Records
########
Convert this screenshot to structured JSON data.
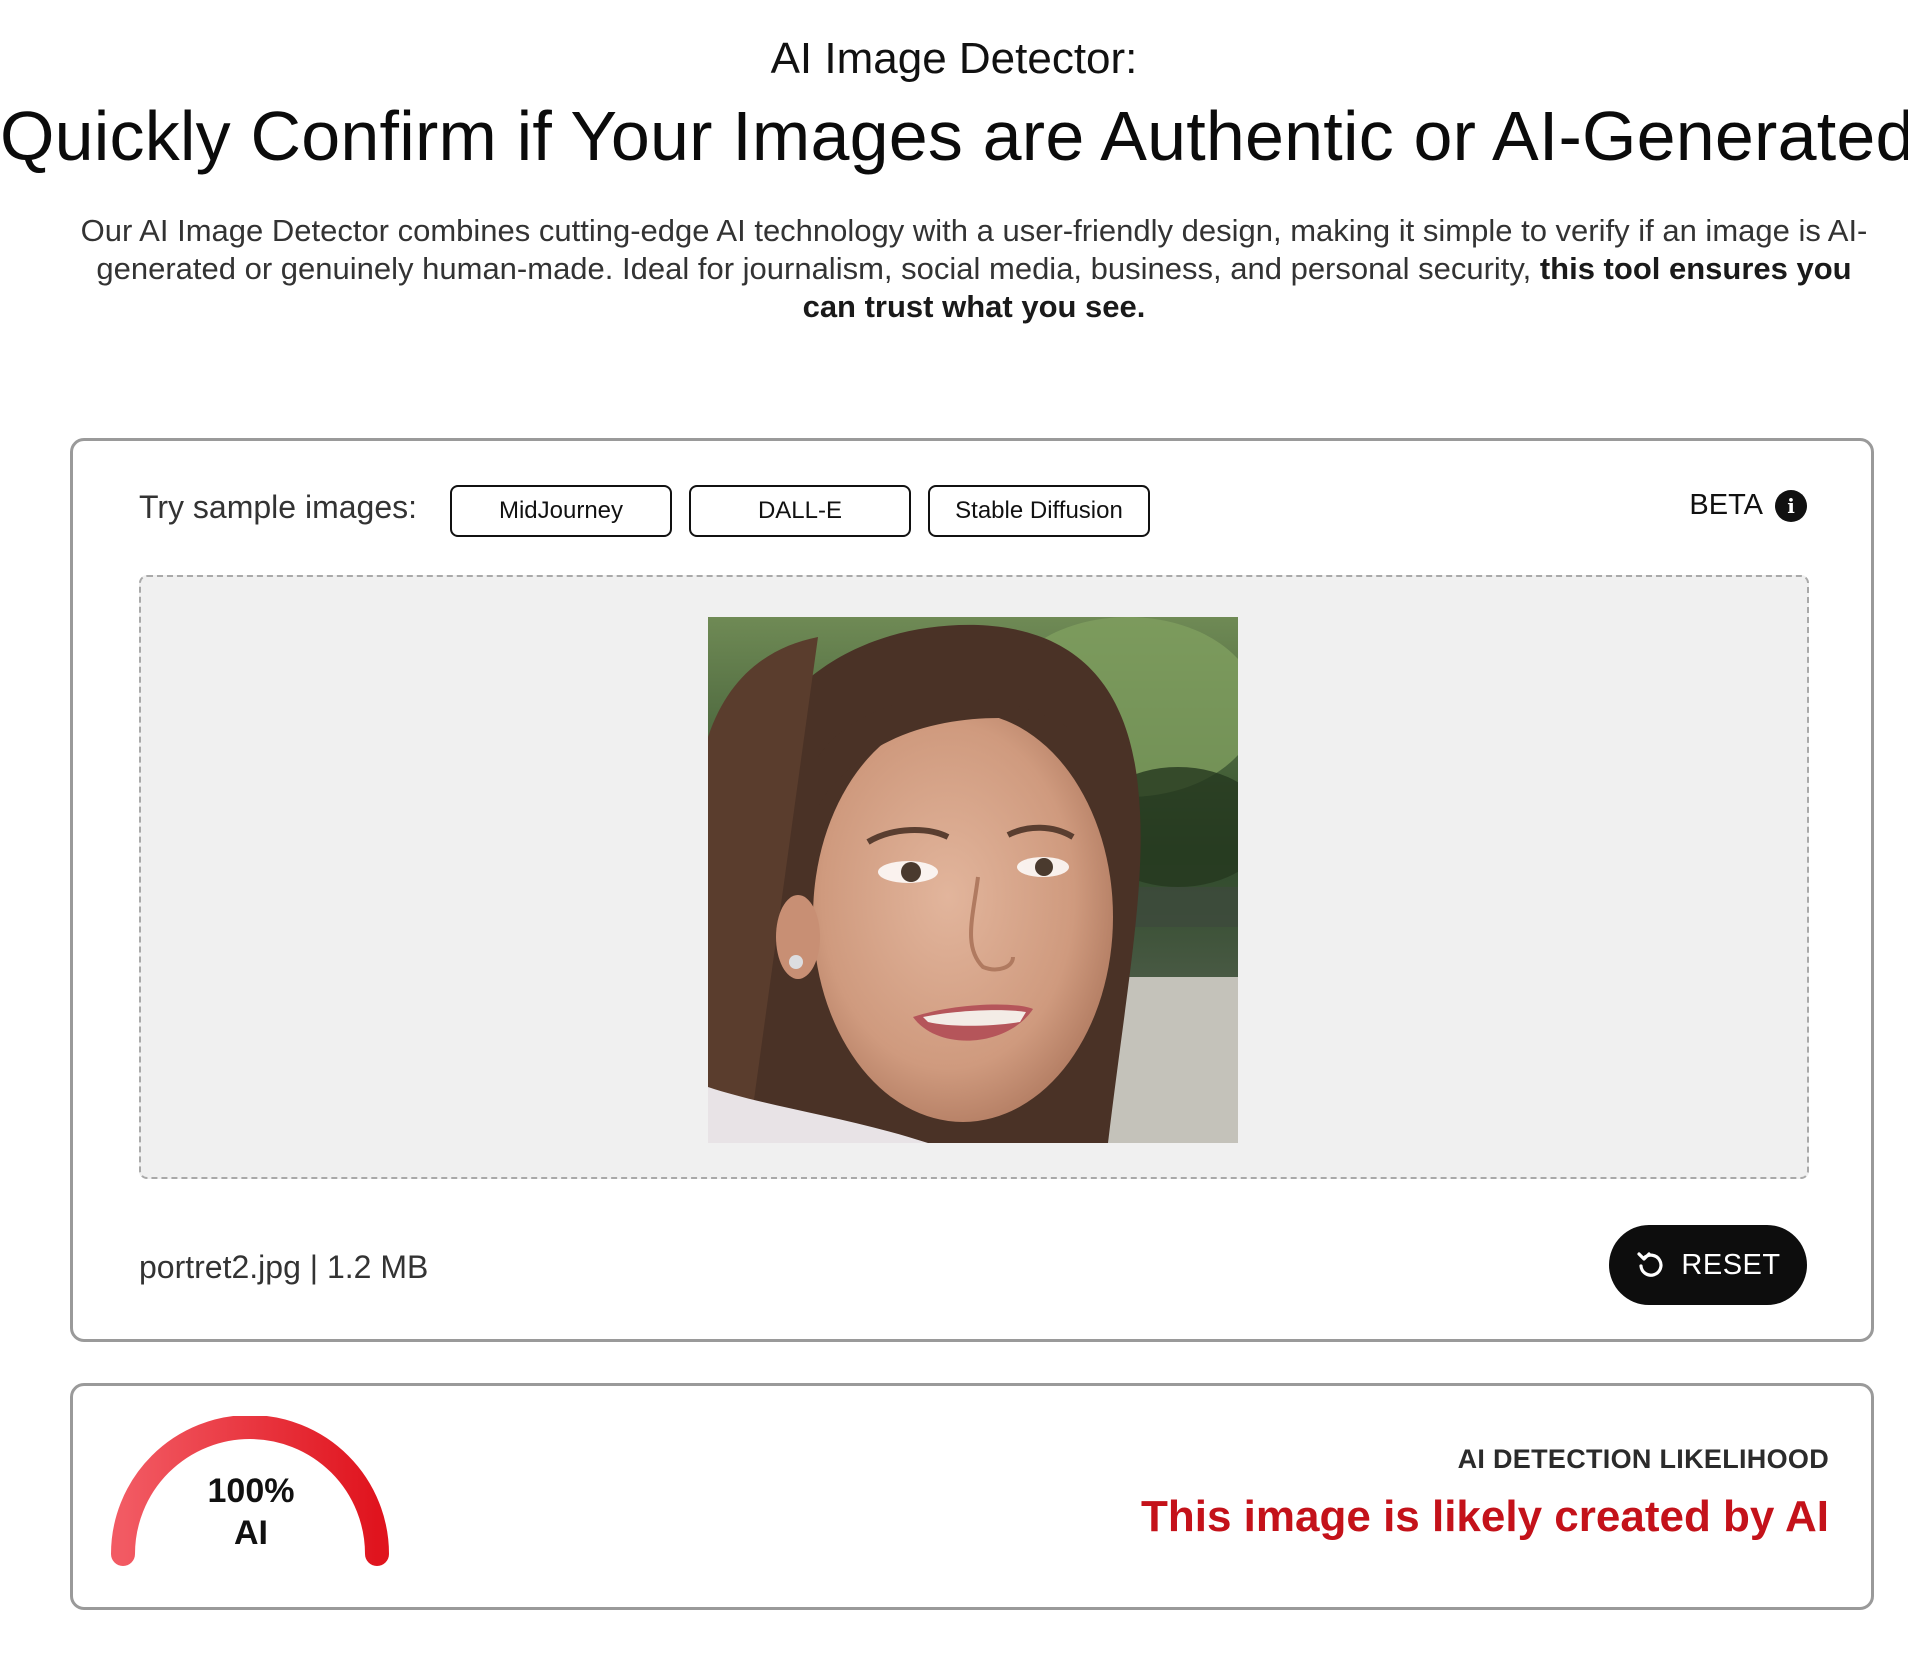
{
  "header": {
    "eyebrow": "AI Image Detector:",
    "headline": "Quickly Confirm if Your Images are Authentic or AI-Generated",
    "intro_plain": "Our AI Image Detector combines cutting-edge AI technology with a user-friendly design, making it simple to verify if an image is AI-generated or genuinely human-made. Ideal for journalism, social media, business, and personal security, ",
    "intro_bold": "this tool ensures you can trust what you see."
  },
  "upload": {
    "sample_label": "Try sample images:",
    "sample_buttons": [
      "MidJourney",
      "DALL-E",
      "Stable Diffusion"
    ],
    "beta_label": "BETA",
    "file_info": "portret2.jpg | 1.2 MB",
    "reset_label": "RESET"
  },
  "result": {
    "likelihood_percent": 100,
    "gauge_value": "100%",
    "gauge_unit": "AI",
    "likelihood_label": "AI DETECTION LIKELIHOOD",
    "verdict": "This image is likely created by AI"
  },
  "icons": {
    "info": "info-icon",
    "reset": "reset-icon"
  },
  "colors": {
    "verdict": "#c4121a",
    "gauge_start": "#f25a63",
    "gauge_end": "#e0141e",
    "button_dark": "#0d0d0d"
  }
}
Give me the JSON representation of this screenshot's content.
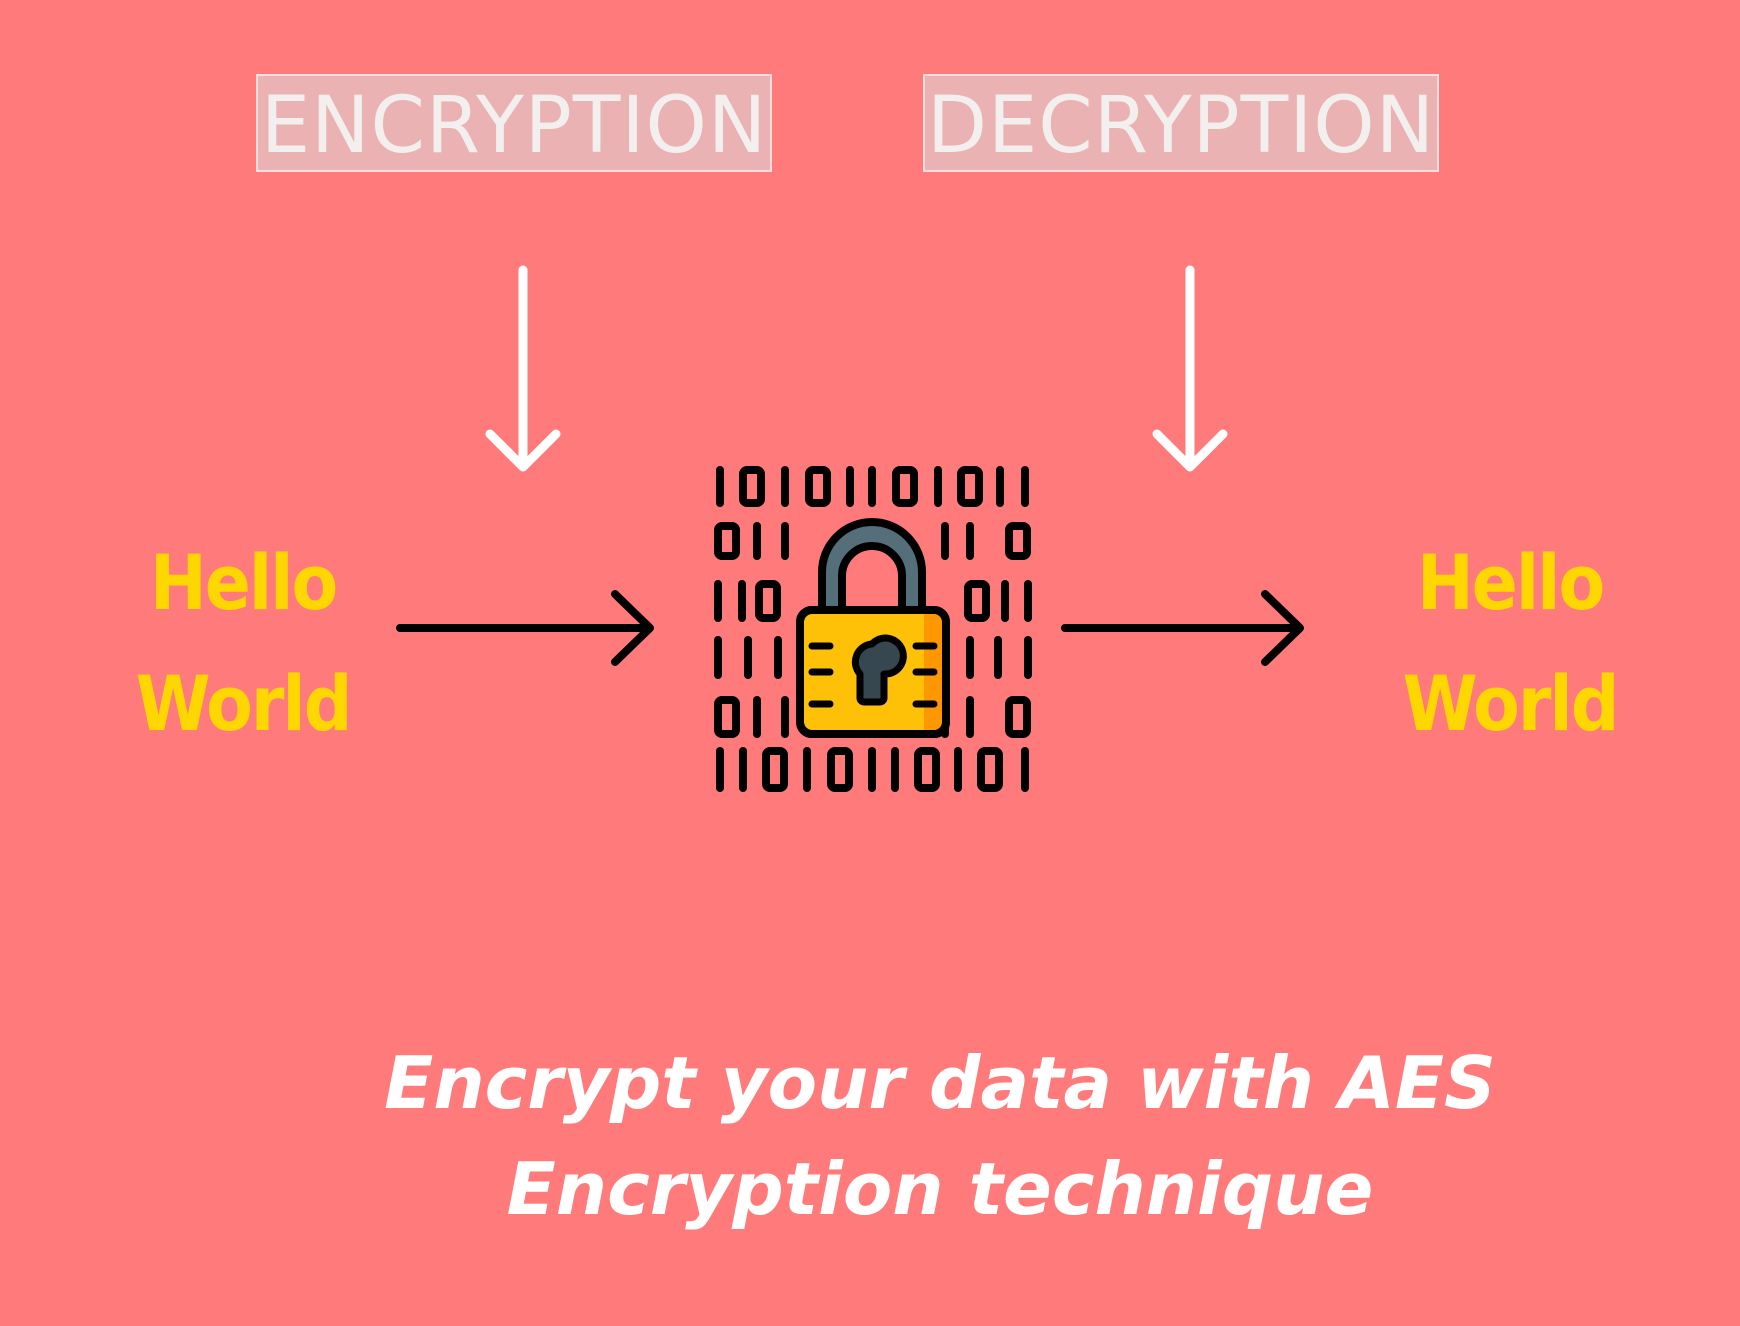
{
  "labels": {
    "encryption": "ENCRYPTION",
    "decryption": "DECRYPTION"
  },
  "input_text": [
    "Hello",
    "World"
  ],
  "output_text": [
    "Hello",
    "World"
  ],
  "caption": {
    "line1": "Encrypt your data with AES",
    "line2": "Encryption technique"
  },
  "icons": {
    "center": "binary-padlock-icon",
    "arrows": "arrow-icon"
  },
  "colors": {
    "background": "#ff7b7b",
    "plaintext": "#ffd700",
    "lock_body": "#ffc107",
    "lock_shackle": "#546e7a",
    "outline": "#000000"
  }
}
########
__EXERCISE REQUIREMENTS__. Search the listing for the word "Detector". Copy every line in which it occurs.

__WRITTEN SOLUTION__.
    "eyebrow": "AI Image Detector:",
    "intro_plain": "Our AI Image Detector combines cutting-edge AI technology with a user-friendly design, making it simple to verify if an image is AI-generated or genuinely human-made. Ideal for journalism, social media, business, and personal security, ",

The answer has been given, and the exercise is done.